> Direction
Return all of the lines below exactly as they are.
[begin Provided records]
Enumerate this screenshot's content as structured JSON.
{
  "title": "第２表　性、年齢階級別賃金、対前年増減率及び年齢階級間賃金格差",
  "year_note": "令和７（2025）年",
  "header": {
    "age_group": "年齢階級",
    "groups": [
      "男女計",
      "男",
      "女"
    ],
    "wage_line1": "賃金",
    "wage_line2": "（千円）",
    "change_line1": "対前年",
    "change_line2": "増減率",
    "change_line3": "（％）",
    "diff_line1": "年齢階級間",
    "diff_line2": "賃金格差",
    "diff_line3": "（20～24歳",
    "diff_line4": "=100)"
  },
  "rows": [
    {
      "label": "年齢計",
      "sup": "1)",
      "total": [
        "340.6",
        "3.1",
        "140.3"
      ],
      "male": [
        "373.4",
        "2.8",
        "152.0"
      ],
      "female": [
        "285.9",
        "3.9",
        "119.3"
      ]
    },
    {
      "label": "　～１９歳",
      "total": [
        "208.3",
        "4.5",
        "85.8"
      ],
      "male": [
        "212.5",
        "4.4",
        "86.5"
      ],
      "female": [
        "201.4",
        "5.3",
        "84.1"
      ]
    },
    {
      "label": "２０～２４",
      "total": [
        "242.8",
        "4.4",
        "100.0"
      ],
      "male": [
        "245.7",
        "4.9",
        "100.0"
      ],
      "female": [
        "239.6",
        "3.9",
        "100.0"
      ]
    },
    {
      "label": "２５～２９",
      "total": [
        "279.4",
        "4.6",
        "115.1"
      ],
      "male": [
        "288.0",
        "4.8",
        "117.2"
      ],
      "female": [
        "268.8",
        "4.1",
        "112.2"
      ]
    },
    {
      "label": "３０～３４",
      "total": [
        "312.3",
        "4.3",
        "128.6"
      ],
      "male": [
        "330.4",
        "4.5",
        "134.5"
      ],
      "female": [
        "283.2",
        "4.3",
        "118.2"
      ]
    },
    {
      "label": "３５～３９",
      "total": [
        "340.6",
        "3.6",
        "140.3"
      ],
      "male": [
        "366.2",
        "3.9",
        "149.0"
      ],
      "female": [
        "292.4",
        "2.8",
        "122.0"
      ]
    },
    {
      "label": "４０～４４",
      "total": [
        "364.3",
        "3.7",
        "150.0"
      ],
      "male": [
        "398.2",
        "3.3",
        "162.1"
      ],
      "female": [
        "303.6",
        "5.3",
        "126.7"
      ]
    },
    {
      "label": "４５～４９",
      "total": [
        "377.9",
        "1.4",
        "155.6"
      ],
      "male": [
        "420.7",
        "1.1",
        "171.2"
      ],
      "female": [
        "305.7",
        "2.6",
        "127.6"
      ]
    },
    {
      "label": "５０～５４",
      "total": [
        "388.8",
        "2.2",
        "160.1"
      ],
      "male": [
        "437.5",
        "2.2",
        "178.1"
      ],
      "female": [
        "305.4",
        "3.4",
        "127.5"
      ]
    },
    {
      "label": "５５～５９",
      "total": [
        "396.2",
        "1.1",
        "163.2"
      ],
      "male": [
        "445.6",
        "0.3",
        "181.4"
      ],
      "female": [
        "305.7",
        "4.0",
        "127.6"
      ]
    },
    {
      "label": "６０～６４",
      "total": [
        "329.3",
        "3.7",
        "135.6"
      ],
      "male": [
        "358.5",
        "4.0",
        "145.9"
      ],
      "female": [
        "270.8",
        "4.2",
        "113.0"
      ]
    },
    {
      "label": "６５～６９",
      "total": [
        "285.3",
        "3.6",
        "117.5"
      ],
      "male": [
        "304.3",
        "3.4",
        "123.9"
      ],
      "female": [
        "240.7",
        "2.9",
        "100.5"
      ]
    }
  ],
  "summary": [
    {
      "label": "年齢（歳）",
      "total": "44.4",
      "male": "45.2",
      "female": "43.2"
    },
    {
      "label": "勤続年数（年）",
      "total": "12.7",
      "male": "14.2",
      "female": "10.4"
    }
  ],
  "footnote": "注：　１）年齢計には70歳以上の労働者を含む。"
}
[end Provided records]
> Response to the task
Enumerate this screenshot's content as structured JSON.
{
  "title": "第２表　性、年齢階級別賃金、対前年増減率及び年齢階級間賃金格差",
  "year_note": "令和７（2025）年",
  "header": {
    "age_group": "年齢階級",
    "groups": [
      "男女計",
      "男",
      "女"
    ],
    "wage_line1": "賃金",
    "wage_line2": "（千円）",
    "change_line1": "対前年",
    "change_line2": "増減率",
    "change_line3": "（％）",
    "diff_line1": "年齢階級間",
    "diff_line2": "賃金格差",
    "diff_line3": "（20～24歳",
    "diff_line4": "=100)"
  },
  "rows": [
    {
      "label": "年齢計",
      "sup": "1)",
      "total": [
        "340.6",
        "3.1",
        "140.3"
      ],
      "male": [
        "373.4",
        "2.8",
        "152.0"
      ],
      "female": [
        "285.9",
        "3.9",
        "119.3"
      ]
    },
    {
      "label": "　～１９歳",
      "total": [
        "208.3",
        "4.5",
        "85.8"
      ],
      "male": [
        "212.5",
        "4.4",
        "86.5"
      ],
      "female": [
        "201.4",
        "5.3",
        "84.1"
      ]
    },
    {
      "label": "２０～２４",
      "total": [
        "242.8",
        "4.4",
        "100.0"
      ],
      "male": [
        "245.7",
        "4.9",
        "100.0"
      ],
      "female": [
        "239.6",
        "3.9",
        "100.0"
      ]
    },
    {
      "label": "２５～２９",
      "total": [
        "279.4",
        "4.6",
        "115.1"
      ],
      "male": [
        "288.0",
        "4.8",
        "117.2"
      ],
      "female": [
        "268.8",
        "4.1",
        "112.2"
      ]
    },
    {
      "label": "３０～３４",
      "total": [
        "312.3",
        "4.3",
        "128.6"
      ],
      "male": [
        "330.4",
        "4.5",
        "134.5"
      ],
      "female": [
        "283.2",
        "4.3",
        "118.2"
      ]
    },
    {
      "label": "３５～３９",
      "total": [
        "340.6",
        "3.6",
        "140.3"
      ],
      "male": [
        "366.2",
        "3.9",
        "149.0"
      ],
      "female": [
        "292.4",
        "2.8",
        "122.0"
      ]
    },
    {
      "label": "４０～４４",
      "total": [
        "364.3",
        "3.7",
        "150.0"
      ],
      "male": [
        "398.2",
        "3.3",
        "162.1"
      ],
      "female": [
        "303.6",
        "5.3",
        "126.7"
      ]
    },
    {
      "label": "４５～４９",
      "total": [
        "377.9",
        "1.4",
        "155.6"
      ],
      "male": [
        "420.7",
        "1.1",
        "171.2"
      ],
      "female": [
        "305.7",
        "2.6",
        "127.6"
      ]
    },
    {
      "label": "５０～５４",
      "total": [
        "388.8",
        "2.2",
        "160.1"
      ],
      "male": [
        "437.5",
        "2.2",
        "178.1"
      ],
      "female": [
        "305.4",
        "3.4",
        "127.5"
      ]
    },
    {
      "label": "５５～５９",
      "total": [
        "396.2",
        "1.1",
        "163.2"
      ],
      "male": [
        "445.6",
        "0.3",
        "181.4"
      ],
      "female": [
        "305.7",
        "4.0",
        "127.6"
      ]
    },
    {
      "label": "６０～６４",
      "total": [
        "329.3",
        "3.7",
        "135.6"
      ],
      "male": [
        "358.5",
        "4.0",
        "145.9"
      ],
      "female": [
        "270.8",
        "4.2",
        "113.0"
      ]
    },
    {
      "label": "６５～６９",
      "total": [
        "285.3",
        "3.6",
        "117.5"
      ],
      "male": [
        "304.3",
        "3.4",
        "123.9"
      ],
      "female": [
        "240.7",
        "2.9",
        "100.5"
      ]
    }
  ],
  "summary": [
    {
      "label": "年齢（歳）",
      "total": "44.4",
      "male": "45.2",
      "female": "43.2"
    },
    {
      "label": "勤続年数（年）",
      "total": "12.7",
      "male": "14.2",
      "female": "10.4"
    }
  ],
  "footnote": "注：　１）年齢計には70歳以上の労働者を含む。"
}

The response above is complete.